-- start Supplied records --
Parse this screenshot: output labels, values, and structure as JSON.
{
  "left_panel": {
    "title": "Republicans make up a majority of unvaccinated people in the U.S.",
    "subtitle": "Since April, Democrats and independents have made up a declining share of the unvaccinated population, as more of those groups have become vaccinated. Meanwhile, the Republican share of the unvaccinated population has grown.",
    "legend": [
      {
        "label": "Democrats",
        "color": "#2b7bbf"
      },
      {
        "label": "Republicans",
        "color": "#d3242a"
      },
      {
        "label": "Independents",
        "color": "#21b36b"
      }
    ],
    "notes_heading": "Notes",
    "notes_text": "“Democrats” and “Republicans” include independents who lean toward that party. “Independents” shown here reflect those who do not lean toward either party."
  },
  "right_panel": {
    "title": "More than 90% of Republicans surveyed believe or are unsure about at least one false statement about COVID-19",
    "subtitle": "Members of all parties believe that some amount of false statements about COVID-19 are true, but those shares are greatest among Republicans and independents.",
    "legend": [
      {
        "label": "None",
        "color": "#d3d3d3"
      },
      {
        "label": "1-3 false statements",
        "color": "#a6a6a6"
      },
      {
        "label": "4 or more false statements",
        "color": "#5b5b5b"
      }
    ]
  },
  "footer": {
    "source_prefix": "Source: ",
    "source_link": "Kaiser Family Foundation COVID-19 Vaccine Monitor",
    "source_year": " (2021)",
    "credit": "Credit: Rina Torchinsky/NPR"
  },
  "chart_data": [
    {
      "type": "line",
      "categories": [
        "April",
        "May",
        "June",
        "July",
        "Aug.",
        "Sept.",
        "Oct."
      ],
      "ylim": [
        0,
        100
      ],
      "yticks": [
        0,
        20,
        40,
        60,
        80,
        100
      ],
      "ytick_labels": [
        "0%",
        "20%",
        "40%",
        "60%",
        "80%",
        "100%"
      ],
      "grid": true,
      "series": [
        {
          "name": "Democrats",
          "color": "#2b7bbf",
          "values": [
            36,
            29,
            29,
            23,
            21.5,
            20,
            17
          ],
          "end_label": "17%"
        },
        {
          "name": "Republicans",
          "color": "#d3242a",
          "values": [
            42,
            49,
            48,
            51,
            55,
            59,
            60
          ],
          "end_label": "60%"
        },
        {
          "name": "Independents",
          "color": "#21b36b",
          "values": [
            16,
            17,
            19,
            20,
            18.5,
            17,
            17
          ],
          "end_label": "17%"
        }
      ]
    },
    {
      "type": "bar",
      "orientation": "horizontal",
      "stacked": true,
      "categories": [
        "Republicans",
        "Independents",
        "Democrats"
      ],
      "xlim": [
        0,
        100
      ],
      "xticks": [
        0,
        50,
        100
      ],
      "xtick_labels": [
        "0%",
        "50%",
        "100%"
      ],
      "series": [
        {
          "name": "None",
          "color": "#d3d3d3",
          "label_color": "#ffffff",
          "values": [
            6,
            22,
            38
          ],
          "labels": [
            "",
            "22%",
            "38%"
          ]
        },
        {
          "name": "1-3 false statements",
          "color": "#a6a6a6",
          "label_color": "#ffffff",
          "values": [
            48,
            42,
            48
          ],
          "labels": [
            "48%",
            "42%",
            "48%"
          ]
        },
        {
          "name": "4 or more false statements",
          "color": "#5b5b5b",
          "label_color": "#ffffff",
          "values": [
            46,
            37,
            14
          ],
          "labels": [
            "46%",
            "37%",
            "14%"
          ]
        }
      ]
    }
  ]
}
-- end Supplied records --
▶ Task goal:
Reproduce the data, keeping every line exactly the same.

▶ Task solution:
Parse this screenshot: output labels, values, and structure as JSON.
{
  "left_panel": {
    "title": "Republicans make up a majority of unvaccinated people in the U.S.",
    "subtitle": "Since April, Democrats and independents have made up a declining share of the unvaccinated population, as more of those groups have become vaccinated. Meanwhile, the Republican share of the unvaccinated population has grown.",
    "legend": [
      {
        "label": "Democrats",
        "color": "#2b7bbf"
      },
      {
        "label": "Republicans",
        "color": "#d3242a"
      },
      {
        "label": "Independents",
        "color": "#21b36b"
      }
    ],
    "notes_heading": "Notes",
    "notes_text": "“Democrats” and “Republicans” include independents who lean toward that party. “Independents” shown here reflect those who do not lean toward either party."
  },
  "right_panel": {
    "title": "More than 90% of Republicans surveyed believe or are unsure about at least one false statement about COVID-19",
    "subtitle": "Members of all parties believe that some amount of false statements about COVID-19 are true, but those shares are greatest among Republicans and independents.",
    "legend": [
      {
        "label": "None",
        "color": "#d3d3d3"
      },
      {
        "label": "1-3 false statements",
        "color": "#a6a6a6"
      },
      {
        "label": "4 or more false statements",
        "color": "#5b5b5b"
      }
    ]
  },
  "footer": {
    "source_prefix": "Source: ",
    "source_link": "Kaiser Family Foundation COVID-19 Vaccine Monitor",
    "source_year": " (2021)",
    "credit": "Credit: Rina Torchinsky/NPR"
  },
  "chart_data": [
    {
      "type": "line",
      "categories": [
        "April",
        "May",
        "June",
        "July",
        "Aug.",
        "Sept.",
        "Oct."
      ],
      "ylim": [
        0,
        100
      ],
      "yticks": [
        0,
        20,
        40,
        60,
        80,
        100
      ],
      "ytick_labels": [
        "0%",
        "20%",
        "40%",
        "60%",
        "80%",
        "100%"
      ],
      "grid": true,
      "series": [
        {
          "name": "Democrats",
          "color": "#2b7bbf",
          "values": [
            36,
            29,
            29,
            23,
            21.5,
            20,
            17
          ],
          "end_label": "17%"
        },
        {
          "name": "Republicans",
          "color": "#d3242a",
          "values": [
            42,
            49,
            48,
            51,
            55,
            59,
            60
          ],
          "end_label": "60%"
        },
        {
          "name": "Independents",
          "color": "#21b36b",
          "values": [
            16,
            17,
            19,
            20,
            18.5,
            17,
            17
          ],
          "end_label": "17%"
        }
      ]
    },
    {
      "type": "bar",
      "orientation": "horizontal",
      "stacked": true,
      "categories": [
        "Republicans",
        "Independents",
        "Democrats"
      ],
      "xlim": [
        0,
        100
      ],
      "xticks": [
        0,
        50,
        100
      ],
      "xtick_labels": [
        "0%",
        "50%",
        "100%"
      ],
      "series": [
        {
          "name": "None",
          "color": "#d3d3d3",
          "label_color": "#ffffff",
          "values": [
            6,
            22,
            38
          ],
          "labels": [
            "",
            "22%",
            "38%"
          ]
        },
        {
          "name": "1-3 false statements",
          "color": "#a6a6a6",
          "label_color": "#ffffff",
          "values": [
            48,
            42,
            48
          ],
          "labels": [
            "48%",
            "42%",
            "48%"
          ]
        },
        {
          "name": "4 or more false statements",
          "color": "#5b5b5b",
          "label_color": "#ffffff",
          "values": [
            46,
            37,
            14
          ],
          "labels": [
            "46%",
            "37%",
            "14%"
          ]
        }
      ]
    }
  ]
}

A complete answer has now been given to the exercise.